| Task goal |
From the data below, give the number of lines holding the word "lane", with nothing else added.
━━━━━━━━━━━━━━━━
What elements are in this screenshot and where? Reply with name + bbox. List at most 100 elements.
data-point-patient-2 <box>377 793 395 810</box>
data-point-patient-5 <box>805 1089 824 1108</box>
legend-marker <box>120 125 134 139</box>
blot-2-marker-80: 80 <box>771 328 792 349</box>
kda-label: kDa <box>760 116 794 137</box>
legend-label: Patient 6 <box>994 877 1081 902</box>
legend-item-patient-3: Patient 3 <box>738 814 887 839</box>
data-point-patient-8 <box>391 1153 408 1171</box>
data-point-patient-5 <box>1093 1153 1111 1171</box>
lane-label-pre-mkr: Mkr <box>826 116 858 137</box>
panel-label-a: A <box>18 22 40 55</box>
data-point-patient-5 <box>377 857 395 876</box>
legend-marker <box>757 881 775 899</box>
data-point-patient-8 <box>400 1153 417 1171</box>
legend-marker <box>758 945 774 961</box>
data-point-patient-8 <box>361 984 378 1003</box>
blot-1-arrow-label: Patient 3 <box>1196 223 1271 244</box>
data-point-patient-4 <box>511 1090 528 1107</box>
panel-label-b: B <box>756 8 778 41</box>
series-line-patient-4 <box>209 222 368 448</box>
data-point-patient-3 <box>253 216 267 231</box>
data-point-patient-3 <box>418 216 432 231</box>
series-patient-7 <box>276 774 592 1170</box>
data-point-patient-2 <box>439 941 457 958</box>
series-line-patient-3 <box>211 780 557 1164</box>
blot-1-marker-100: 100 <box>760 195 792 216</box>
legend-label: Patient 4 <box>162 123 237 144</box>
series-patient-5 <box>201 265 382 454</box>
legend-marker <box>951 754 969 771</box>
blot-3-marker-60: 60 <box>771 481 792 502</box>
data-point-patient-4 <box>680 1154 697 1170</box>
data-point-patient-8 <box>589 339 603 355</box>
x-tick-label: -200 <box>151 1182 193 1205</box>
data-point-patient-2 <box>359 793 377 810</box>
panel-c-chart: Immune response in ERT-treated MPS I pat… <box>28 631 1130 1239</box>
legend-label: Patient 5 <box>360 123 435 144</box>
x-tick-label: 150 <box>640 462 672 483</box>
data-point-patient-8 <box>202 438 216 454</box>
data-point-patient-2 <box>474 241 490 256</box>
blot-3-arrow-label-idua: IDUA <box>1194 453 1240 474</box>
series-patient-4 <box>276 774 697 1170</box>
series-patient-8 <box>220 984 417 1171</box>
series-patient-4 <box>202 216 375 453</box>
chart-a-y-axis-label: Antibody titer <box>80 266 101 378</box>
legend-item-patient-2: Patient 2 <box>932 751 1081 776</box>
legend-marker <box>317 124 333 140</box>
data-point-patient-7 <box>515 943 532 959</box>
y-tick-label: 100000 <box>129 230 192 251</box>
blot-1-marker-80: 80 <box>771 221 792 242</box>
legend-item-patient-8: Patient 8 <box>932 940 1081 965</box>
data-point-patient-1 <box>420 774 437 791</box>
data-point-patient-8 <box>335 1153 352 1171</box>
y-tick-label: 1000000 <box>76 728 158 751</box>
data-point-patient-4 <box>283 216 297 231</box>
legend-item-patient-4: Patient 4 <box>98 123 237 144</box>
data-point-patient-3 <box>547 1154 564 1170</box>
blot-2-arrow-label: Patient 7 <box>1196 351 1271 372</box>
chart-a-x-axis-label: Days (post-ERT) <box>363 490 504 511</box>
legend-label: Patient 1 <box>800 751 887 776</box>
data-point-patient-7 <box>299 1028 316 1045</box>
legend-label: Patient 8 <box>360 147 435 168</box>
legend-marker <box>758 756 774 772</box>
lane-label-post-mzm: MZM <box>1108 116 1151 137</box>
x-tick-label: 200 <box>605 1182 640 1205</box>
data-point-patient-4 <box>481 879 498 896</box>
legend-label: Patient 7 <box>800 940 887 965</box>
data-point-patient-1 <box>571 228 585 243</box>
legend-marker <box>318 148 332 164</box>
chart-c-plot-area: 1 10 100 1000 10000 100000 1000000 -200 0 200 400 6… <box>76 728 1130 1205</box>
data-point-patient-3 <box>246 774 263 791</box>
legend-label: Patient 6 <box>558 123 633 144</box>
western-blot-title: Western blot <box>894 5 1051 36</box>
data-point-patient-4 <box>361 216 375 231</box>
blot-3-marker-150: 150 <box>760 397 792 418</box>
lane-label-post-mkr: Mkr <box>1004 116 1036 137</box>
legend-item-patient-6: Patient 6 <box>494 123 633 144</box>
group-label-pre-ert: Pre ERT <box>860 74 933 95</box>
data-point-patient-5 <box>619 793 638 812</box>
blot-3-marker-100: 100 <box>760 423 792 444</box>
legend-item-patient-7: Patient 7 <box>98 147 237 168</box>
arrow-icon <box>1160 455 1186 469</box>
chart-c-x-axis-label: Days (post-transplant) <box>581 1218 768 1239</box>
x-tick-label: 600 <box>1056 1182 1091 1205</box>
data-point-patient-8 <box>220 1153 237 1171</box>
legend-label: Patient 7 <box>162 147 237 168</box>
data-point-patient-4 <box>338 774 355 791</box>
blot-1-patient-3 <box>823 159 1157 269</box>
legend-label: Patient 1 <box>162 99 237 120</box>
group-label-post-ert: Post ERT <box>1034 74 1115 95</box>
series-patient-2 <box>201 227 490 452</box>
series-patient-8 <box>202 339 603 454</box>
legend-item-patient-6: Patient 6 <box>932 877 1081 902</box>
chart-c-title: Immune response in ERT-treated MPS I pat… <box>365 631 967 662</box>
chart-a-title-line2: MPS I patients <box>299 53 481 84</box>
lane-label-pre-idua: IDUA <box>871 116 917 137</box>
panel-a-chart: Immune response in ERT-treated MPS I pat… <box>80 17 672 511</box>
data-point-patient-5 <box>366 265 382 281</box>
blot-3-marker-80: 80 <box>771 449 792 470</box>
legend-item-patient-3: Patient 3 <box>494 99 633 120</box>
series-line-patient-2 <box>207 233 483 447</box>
━━━━━━━━━━━━━━━━
| The answer |
4